— BEGIN —

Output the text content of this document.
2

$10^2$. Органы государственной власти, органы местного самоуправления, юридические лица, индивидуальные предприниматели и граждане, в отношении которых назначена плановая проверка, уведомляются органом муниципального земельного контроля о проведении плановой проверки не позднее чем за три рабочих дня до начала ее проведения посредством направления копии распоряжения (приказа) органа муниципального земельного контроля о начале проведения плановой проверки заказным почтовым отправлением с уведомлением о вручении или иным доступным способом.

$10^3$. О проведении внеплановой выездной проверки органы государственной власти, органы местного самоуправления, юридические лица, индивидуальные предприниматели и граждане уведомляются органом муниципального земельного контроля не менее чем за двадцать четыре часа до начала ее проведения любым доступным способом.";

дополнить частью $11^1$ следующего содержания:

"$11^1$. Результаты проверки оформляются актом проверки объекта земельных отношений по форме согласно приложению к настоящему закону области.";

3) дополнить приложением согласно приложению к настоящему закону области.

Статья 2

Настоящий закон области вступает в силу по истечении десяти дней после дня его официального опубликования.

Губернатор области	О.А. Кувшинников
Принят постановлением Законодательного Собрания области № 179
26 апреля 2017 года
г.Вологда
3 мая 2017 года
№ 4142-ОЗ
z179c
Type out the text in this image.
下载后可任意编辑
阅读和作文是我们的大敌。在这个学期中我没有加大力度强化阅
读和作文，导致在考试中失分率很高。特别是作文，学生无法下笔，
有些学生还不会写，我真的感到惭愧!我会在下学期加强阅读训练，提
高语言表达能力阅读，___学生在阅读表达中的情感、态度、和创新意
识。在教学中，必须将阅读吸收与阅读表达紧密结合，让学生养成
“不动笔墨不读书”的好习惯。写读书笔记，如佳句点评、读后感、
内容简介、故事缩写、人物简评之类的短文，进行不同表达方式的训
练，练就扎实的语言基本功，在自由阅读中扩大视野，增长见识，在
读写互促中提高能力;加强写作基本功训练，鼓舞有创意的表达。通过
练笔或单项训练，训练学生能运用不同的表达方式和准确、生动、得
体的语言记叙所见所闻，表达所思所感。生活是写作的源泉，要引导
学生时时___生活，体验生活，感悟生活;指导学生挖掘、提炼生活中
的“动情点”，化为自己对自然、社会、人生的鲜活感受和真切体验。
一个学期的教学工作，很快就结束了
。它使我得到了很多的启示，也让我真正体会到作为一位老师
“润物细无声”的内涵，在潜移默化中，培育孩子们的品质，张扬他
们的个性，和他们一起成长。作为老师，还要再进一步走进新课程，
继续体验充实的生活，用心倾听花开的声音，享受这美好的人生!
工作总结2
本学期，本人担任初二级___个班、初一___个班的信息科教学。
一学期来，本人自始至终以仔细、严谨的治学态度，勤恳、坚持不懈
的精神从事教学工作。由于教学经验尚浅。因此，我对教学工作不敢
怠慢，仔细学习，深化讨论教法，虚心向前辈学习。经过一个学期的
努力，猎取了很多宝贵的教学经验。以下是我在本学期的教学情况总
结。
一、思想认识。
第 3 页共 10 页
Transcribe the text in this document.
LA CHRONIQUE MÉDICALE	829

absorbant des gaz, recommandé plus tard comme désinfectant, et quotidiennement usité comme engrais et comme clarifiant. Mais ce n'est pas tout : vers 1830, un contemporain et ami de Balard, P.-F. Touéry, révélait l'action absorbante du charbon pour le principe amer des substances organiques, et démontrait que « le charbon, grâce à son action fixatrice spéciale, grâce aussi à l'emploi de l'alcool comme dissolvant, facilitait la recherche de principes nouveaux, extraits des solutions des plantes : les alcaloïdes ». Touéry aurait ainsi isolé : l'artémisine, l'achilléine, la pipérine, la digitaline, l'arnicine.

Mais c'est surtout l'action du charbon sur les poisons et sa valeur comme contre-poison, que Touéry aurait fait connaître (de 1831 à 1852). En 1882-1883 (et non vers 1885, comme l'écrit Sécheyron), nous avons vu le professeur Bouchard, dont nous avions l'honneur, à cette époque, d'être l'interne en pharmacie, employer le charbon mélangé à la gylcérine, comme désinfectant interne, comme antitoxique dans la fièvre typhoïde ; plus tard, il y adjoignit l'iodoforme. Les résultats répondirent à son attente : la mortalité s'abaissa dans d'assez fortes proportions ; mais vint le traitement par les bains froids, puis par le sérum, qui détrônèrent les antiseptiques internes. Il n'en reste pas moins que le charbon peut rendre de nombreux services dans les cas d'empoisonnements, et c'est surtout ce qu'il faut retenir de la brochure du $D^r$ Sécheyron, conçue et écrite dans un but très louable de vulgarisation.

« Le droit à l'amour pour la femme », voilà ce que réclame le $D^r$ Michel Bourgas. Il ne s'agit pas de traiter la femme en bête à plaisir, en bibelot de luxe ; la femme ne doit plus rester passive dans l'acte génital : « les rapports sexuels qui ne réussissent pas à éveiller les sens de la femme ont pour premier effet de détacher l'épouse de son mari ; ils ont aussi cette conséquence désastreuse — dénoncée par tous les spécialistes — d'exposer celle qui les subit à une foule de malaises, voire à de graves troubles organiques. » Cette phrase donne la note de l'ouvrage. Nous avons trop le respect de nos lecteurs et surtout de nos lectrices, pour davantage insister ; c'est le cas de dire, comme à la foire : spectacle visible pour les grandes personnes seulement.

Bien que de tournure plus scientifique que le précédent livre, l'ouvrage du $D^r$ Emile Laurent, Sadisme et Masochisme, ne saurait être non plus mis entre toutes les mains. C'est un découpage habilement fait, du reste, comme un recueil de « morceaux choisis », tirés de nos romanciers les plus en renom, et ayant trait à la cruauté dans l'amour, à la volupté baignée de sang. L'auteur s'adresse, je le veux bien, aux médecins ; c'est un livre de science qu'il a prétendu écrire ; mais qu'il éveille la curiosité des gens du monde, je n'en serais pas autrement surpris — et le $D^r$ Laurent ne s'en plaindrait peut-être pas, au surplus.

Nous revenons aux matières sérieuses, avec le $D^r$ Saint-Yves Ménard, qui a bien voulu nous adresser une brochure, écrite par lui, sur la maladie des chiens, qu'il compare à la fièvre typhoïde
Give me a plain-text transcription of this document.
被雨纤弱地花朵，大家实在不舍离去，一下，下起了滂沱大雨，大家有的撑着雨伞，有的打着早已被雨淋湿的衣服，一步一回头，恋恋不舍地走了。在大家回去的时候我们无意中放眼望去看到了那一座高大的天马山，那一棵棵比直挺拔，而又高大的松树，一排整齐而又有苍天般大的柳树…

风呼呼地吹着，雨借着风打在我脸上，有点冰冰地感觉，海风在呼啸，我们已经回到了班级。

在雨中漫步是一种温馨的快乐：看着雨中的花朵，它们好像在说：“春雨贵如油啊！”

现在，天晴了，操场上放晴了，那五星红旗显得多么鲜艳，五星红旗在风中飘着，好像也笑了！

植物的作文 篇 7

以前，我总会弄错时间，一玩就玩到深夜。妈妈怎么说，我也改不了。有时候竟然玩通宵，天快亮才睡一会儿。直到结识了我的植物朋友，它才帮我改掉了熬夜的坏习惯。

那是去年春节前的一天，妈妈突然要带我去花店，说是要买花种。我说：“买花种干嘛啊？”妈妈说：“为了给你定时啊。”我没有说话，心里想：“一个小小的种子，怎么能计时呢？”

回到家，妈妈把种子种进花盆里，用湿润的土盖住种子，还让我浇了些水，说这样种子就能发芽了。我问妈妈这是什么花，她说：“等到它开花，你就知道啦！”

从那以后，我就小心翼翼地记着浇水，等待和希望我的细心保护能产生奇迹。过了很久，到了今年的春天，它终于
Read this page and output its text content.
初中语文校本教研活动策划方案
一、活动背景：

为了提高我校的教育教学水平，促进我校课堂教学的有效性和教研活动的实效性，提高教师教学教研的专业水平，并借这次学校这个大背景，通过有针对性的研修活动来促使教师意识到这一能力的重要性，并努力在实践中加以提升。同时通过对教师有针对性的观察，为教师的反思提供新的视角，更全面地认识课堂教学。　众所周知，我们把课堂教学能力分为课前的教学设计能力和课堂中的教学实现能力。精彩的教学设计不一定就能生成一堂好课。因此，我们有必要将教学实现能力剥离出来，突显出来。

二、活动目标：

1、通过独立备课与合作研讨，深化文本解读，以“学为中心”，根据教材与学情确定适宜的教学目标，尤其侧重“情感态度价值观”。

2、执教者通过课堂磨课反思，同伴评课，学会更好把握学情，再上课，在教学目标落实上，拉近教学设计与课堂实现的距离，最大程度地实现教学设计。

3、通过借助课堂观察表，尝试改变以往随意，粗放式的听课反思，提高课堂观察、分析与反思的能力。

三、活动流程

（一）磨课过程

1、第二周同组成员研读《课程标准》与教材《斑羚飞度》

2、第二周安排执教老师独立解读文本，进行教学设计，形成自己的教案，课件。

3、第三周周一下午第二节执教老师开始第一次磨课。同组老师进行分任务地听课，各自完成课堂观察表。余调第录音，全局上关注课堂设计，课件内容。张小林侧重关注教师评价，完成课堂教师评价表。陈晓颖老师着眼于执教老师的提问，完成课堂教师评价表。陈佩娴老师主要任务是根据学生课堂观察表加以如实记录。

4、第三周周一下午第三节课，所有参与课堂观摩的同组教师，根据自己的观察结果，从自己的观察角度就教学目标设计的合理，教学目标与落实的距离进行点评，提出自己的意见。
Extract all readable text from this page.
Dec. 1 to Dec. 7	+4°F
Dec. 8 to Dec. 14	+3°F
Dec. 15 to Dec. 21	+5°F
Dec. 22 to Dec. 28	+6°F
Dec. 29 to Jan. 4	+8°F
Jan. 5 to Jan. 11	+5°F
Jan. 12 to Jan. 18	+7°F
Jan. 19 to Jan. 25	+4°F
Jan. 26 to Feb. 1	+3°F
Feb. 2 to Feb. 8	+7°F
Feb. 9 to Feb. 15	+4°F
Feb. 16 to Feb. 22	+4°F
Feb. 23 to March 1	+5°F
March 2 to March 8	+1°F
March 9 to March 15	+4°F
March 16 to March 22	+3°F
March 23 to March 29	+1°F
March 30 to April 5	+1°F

— END —

Given task:
Which lines in the data above contain "document"? Show each one.

Output of the task:
Output the text content of this document.
Transcribe the text in this document.
Give me a plain-text transcription of this document.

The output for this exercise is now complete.